** Begin Records provided **

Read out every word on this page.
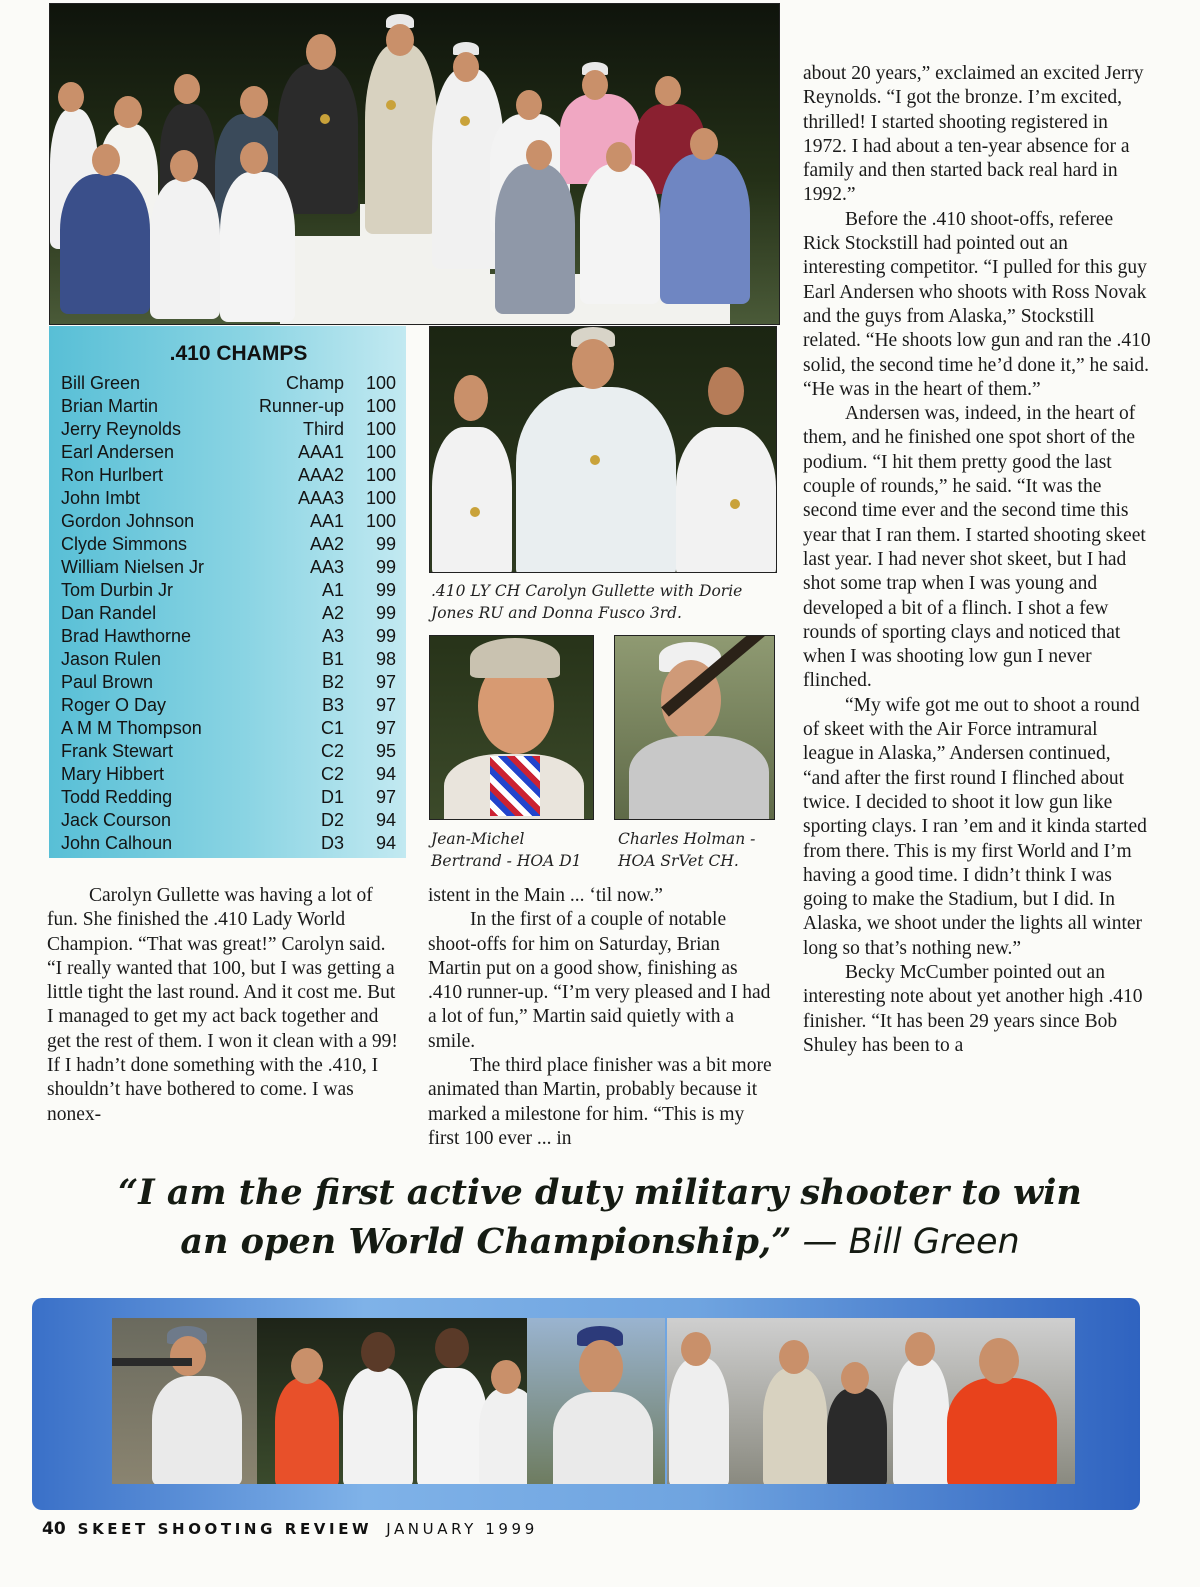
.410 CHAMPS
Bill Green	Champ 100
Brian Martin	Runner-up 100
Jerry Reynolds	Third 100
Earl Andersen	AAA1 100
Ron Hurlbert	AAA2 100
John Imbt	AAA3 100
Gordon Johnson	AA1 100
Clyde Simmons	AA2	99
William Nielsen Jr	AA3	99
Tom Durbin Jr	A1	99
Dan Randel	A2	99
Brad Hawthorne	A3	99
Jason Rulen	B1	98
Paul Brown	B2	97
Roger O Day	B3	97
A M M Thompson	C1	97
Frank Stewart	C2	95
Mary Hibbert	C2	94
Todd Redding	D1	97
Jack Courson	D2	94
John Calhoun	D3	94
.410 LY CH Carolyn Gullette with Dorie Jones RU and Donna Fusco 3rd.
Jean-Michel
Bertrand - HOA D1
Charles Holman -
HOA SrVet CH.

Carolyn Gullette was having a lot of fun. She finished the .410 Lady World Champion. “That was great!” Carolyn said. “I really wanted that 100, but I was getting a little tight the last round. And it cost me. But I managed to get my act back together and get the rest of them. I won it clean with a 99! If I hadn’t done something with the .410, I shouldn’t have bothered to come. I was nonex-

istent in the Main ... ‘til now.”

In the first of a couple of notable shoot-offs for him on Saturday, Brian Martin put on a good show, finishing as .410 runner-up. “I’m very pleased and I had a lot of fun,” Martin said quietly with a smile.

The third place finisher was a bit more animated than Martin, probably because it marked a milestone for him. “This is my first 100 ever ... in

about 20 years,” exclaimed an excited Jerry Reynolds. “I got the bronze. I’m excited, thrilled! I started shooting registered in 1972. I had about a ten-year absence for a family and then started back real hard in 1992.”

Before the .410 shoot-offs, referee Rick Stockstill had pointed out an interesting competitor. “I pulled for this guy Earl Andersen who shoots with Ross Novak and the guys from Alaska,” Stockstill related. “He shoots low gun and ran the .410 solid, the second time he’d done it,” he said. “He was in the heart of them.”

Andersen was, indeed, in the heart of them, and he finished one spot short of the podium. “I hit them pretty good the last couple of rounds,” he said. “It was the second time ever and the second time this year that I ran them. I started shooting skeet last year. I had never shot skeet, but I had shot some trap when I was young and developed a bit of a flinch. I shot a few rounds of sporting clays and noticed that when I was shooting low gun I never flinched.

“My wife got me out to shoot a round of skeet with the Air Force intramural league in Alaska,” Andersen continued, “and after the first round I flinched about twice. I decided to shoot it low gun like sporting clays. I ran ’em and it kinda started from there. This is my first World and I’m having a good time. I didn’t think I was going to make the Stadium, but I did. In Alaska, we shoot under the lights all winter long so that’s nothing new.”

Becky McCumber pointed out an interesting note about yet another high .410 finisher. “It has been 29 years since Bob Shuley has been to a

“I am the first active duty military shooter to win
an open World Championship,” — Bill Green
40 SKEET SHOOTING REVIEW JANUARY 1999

** End Records provided **

[Set task]
Return each line in the records that holds the string "time".

[Result of the exercise]
Before the .410 shoot-offs, referee Rick Stockstill had pointed out an interesting competitor. “I pulled for this guy Earl Andersen who shoots with Ross Novak and the guys from Alaska,” Stockstill related. “He shoots low gun and ran the .410 solid, the second time he’d done it,” he said. “He was in the heart of them.”
Andersen was, indeed, in the heart of them, and he finished one spot short of the podium. “I hit them pretty good the last couple of rounds,” he said. “It was the second time ever and the second time this year that I ran them. I started shooting skeet last year. I had never shot skeet, but I had shot some trap when I was young and developed a bit of a flinch. I shot a few rounds of sporting clays and noticed that when I was shooting low gun I never flinched.
“My wife got me out to shoot a round of skeet with the Air Force intramural league in Alaska,” Andersen continued, “and after the first round I flinched about twice. I decided to shoot it low gun like sporting clays. I ran ’em and it kinda started from there. This is my first World and I’m having a good time. I didn’t think I was going to make the Stadium, but I did. In Alaska, we shoot under the lights all winter long so that’s nothing new.”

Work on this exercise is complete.